[Dataset records]
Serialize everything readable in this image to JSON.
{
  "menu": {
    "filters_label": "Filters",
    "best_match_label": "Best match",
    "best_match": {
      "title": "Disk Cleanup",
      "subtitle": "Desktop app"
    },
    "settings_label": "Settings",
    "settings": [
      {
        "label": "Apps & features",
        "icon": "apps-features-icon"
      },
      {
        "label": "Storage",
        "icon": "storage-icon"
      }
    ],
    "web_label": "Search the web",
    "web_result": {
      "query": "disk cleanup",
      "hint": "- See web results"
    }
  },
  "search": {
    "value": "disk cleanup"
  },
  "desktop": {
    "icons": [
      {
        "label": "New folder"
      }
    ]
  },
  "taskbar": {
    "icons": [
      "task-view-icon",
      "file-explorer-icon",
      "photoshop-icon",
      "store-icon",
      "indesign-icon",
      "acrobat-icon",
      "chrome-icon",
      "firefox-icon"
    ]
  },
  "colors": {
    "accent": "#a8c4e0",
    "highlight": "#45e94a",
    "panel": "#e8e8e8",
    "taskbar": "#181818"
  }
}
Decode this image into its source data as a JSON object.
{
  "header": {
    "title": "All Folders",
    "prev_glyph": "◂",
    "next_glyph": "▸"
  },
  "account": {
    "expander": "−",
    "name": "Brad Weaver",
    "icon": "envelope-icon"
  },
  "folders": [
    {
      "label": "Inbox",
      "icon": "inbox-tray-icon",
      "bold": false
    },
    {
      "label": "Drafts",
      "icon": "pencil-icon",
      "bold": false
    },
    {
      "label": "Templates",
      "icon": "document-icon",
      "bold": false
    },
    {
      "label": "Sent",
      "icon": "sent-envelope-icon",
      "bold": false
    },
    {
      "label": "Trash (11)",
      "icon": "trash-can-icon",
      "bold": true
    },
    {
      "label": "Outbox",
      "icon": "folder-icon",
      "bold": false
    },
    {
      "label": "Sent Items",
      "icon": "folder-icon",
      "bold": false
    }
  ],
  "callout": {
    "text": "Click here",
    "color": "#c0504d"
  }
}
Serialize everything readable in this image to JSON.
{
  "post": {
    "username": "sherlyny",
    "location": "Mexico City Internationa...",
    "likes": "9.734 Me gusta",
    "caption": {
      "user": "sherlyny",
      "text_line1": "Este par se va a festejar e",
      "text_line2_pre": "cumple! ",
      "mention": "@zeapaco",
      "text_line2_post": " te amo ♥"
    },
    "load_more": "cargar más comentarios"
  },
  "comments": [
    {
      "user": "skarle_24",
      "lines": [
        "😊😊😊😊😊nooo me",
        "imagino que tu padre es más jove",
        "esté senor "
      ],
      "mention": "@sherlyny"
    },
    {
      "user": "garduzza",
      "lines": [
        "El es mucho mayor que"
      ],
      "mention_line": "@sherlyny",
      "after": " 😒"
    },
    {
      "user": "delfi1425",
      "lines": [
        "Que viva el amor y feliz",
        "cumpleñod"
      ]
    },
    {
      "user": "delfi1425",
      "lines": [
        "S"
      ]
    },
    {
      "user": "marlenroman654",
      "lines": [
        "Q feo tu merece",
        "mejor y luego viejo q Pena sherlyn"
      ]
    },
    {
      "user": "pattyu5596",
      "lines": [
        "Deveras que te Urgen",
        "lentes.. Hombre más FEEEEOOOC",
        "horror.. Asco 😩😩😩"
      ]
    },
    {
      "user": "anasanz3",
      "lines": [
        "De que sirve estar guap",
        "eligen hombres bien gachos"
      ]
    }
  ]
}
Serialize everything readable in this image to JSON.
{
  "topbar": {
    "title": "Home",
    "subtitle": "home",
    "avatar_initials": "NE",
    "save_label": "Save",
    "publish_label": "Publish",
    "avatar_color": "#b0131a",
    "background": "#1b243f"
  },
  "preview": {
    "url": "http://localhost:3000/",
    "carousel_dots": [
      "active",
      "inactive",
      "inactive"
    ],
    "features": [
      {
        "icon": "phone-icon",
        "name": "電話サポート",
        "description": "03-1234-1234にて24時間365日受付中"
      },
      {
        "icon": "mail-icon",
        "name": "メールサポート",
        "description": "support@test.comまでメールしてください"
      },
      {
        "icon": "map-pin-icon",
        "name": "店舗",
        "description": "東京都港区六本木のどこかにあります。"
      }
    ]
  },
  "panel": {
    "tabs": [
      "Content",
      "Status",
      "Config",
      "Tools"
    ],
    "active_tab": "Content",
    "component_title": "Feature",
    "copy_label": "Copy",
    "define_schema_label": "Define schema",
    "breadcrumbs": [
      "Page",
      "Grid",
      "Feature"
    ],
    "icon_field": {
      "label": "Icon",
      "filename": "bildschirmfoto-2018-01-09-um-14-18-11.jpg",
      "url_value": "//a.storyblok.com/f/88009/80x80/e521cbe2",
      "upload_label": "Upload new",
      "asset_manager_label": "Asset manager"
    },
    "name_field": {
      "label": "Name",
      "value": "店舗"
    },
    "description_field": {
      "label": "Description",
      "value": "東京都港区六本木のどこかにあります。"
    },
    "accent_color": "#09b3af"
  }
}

• **To do**
Give an exact repetition of all the material.

• **Full output**
Serialize everything readable in this image to JSON.
{
  "menu": {
    "filters_label": "Filters",
    "best_match_label": "Best match",
    "best_match": {
      "title": "Disk Cleanup",
      "subtitle": "Desktop app"
    },
    "settings_label": "Settings",
    "settings": [
      {
        "label": "Apps & features",
        "icon": "apps-features-icon"
      },
      {
        "label": "Storage",
        "icon": "storage-icon"
      }
    ],
    "web_label": "Search the web",
    "web_result": {
      "query": "disk cleanup",
      "hint": "- See web results"
    }
  },
  "search": {
    "value": "disk cleanup"
  },
  "desktop": {
    "icons": [
      {
        "label": "New folder"
      }
    ]
  },
  "taskbar": {
    "icons": [
      "task-view-icon",
      "file-explorer-icon",
      "photoshop-icon",
      "store-icon",
      "indesign-icon",
      "acrobat-icon",
      "chrome-icon",
      "firefox-icon"
    ]
  },
  "colors": {
    "accent": "#a8c4e0",
    "highlight": "#45e94a",
    "panel": "#e8e8e8",
    "taskbar": "#181818"
  }
}
Decode this image into its source data as a JSON object.
{
  "header": {
    "title": "All Folders",
    "prev_glyph": "◂",
    "next_glyph": "▸"
  },
  "account": {
    "expander": "−",
    "name": "Brad Weaver",
    "icon": "envelope-icon"
  },
  "folders": [
    {
      "label": "Inbox",
      "icon": "inbox-tray-icon",
      "bold": false
    },
    {
      "label": "Drafts",
      "icon": "pencil-icon",
      "bold": false
    },
    {
      "label": "Templates",
      "icon": "document-icon",
      "bold": false
    },
    {
      "label": "Sent",
      "icon": "sent-envelope-icon",
      "bold": false
    },
    {
      "label": "Trash (11)",
      "icon": "trash-can-icon",
      "bold": true
    },
    {
      "label": "Outbox",
      "icon": "folder-icon",
      "bold": false
    },
    {
      "label": "Sent Items",
      "icon": "folder-icon",
      "bold": false
    }
  ],
  "callout": {
    "text": "Click here",
    "color": "#c0504d"
  }
}
Serialize everything readable in this image to JSON.
{
  "post": {
    "username": "sherlyny",
    "location": "Mexico City Internationa...",
    "likes": "9.734 Me gusta",
    "caption": {
      "user": "sherlyny",
      "text_line1": "Este par se va a festejar e",
      "text_line2_pre": "cumple! ",
      "mention": "@zeapaco",
      "text_line2_post": " te amo ♥"
    },
    "load_more": "cargar más comentarios"
  },
  "comments": [
    {
      "user": "skarle_24",
      "lines": [
        "😊😊😊😊😊nooo me",
        "imagino que tu padre es más jove",
        "esté senor "
      ],
      "mention": "@sherlyny"
    },
    {
      "user": "garduzza",
      "lines": [
        "El es mucho mayor que"
      ],
      "mention_line": "@sherlyny",
      "after": " 😒"
    },
    {
      "user": "delfi1425",
      "lines": [
        "Que viva el amor y feliz",
        "cumpleñod"
      ]
    },
    {
      "user": "delfi1425",
      "lines": [
        "S"
      ]
    },
    {
      "user": "marlenroman654",
      "lines": [
        "Q feo tu merece",
        "mejor y luego viejo q Pena sherlyn"
      ]
    },
    {
      "user": "pattyu5596",
      "lines": [
        "Deveras que te Urgen",
        "lentes.. Hombre más FEEEEOOOC",
        "horror.. Asco 😩😩😩"
      ]
    },
    {
      "user": "anasanz3",
      "lines": [
        "De que sirve estar guap",
        "eligen hombres bien gachos"
      ]
    }
  ]
}
Serialize everything readable in this image to JSON.
{
  "topbar": {
    "title": "Home",
    "subtitle": "home",
    "avatar_initials": "NE",
    "save_label": "Save",
    "publish_label": "Publish",
    "avatar_color": "#b0131a",
    "background": "#1b243f"
  },
  "preview": {
    "url": "http://localhost:3000/",
    "carousel_dots": [
      "active",
      "inactive",
      "inactive"
    ],
    "features": [
      {
        "icon": "phone-icon",
        "name": "電話サポート",
        "description": "03-1234-1234にて24時間365日受付中"
      },
      {
        "icon": "mail-icon",
        "name": "メールサポート",
        "description": "support@test.comまでメールしてください"
      },
      {
        "icon": "map-pin-icon",
        "name": "店舗",
        "description": "東京都港区六本木のどこかにあります。"
      }
    ]
  },
  "panel": {
    "tabs": [
      "Content",
      "Status",
      "Config",
      "Tools"
    ],
    "active_tab": "Content",
    "component_title": "Feature",
    "copy_label": "Copy",
    "define_schema_label": "Define schema",
    "breadcrumbs": [
      "Page",
      "Grid",
      "Feature"
    ],
    "icon_field": {
      "label": "Icon",
      "filename": "bildschirmfoto-2018-01-09-um-14-18-11.jpg",
      "url_value": "//a.storyblok.com/f/88009/80x80/e521cbe2",
      "upload_label": "Upload new",
      "asset_manager_label": "Asset manager"
    },
    "name_field": {
      "label": "Name",
      "value": "店舗"
    },
    "description_field": {
      "label": "Description",
      "value": "東京都港区六本木のどこかにあります。"
    },
    "accent_color": "#09b3af"
  }
}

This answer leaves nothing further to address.